Begin RAW RECORDS

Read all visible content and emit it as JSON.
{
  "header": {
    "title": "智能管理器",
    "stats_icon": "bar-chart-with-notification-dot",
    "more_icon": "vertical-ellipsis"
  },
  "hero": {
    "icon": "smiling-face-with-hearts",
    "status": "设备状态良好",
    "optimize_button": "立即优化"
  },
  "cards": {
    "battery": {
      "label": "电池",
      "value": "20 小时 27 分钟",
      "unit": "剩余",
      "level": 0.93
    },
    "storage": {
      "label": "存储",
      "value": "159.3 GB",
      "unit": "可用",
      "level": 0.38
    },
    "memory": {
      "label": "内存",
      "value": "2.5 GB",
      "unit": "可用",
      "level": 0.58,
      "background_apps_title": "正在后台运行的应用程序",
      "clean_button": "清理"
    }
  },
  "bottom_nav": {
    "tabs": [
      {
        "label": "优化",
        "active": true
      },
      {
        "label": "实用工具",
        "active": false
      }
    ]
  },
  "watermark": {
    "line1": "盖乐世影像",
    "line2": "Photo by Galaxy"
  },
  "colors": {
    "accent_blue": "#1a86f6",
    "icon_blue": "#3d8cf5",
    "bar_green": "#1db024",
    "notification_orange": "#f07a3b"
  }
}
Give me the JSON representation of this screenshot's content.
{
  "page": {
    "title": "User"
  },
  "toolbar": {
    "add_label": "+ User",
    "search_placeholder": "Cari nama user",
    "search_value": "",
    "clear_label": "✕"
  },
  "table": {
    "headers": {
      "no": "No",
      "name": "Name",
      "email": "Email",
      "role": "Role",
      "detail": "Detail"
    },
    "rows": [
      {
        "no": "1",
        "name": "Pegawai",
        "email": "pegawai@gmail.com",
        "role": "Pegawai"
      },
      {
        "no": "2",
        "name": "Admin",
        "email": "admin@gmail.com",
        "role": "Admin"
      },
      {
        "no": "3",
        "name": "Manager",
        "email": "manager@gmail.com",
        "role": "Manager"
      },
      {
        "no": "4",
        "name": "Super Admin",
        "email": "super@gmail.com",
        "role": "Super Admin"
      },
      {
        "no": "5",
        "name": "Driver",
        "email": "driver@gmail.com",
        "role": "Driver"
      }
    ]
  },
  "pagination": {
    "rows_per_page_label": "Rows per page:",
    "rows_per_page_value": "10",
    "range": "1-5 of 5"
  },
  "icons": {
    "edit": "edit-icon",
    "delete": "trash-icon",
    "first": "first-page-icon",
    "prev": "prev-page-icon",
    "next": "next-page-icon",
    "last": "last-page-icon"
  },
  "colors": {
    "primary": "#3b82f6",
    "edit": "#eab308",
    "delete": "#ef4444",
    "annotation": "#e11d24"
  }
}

End RAW RECORDS

Please set down the whole listing above without altering a single line.

Read all visible content and emit it as JSON.
{
  "header": {
    "title": "智能管理器",
    "stats_icon": "bar-chart-with-notification-dot",
    "more_icon": "vertical-ellipsis"
  },
  "hero": {
    "icon": "smiling-face-with-hearts",
    "status": "设备状态良好",
    "optimize_button": "立即优化"
  },
  "cards": {
    "battery": {
      "label": "电池",
      "value": "20 小时 27 分钟",
      "unit": "剩余",
      "level": 0.93
    },
    "storage": {
      "label": "存储",
      "value": "159.3 GB",
      "unit": "可用",
      "level": 0.38
    },
    "memory": {
      "label": "内存",
      "value": "2.5 GB",
      "unit": "可用",
      "level": 0.58,
      "background_apps_title": "正在后台运行的应用程序",
      "clean_button": "清理"
    }
  },
  "bottom_nav": {
    "tabs": [
      {
        "label": "优化",
        "active": true
      },
      {
        "label": "实用工具",
        "active": false
      }
    ]
  },
  "watermark": {
    "line1": "盖乐世影像",
    "line2": "Photo by Galaxy"
  },
  "colors": {
    "accent_blue": "#1a86f6",
    "icon_blue": "#3d8cf5",
    "bar_green": "#1db024",
    "notification_orange": "#f07a3b"
  }
}
Give me the JSON representation of this screenshot's content.
{
  "page": {
    "title": "User"
  },
  "toolbar": {
    "add_label": "+ User",
    "search_placeholder": "Cari nama user",
    "search_value": "",
    "clear_label": "✕"
  },
  "table": {
    "headers": {
      "no": "No",
      "name": "Name",
      "email": "Email",
      "role": "Role",
      "detail": "Detail"
    },
    "rows": [
      {
        "no": "1",
        "name": "Pegawai",
        "email": "pegawai@gmail.com",
        "role": "Pegawai"
      },
      {
        "no": "2",
        "name": "Admin",
        "email": "admin@gmail.com",
        "role": "Admin"
      },
      {
        "no": "3",
        "name": "Manager",
        "email": "manager@gmail.com",
        "role": "Manager"
      },
      {
        "no": "4",
        "name": "Super Admin",
        "email": "super@gmail.com",
        "role": "Super Admin"
      },
      {
        "no": "5",
        "name": "Driver",
        "email": "driver@gmail.com",
        "role": "Driver"
      }
    ]
  },
  "pagination": {
    "rows_per_page_label": "Rows per page:",
    "rows_per_page_value": "10",
    "range": "1-5 of 5"
  },
  "icons": {
    "edit": "edit-icon",
    "delete": "trash-icon",
    "first": "first-page-icon",
    "prev": "prev-page-icon",
    "next": "next-page-icon",
    "last": "last-page-icon"
  },
  "colors": {
    "primary": "#3b82f6",
    "edit": "#eab308",
    "delete": "#ef4444",
    "annotation": "#e11d24"
  }
}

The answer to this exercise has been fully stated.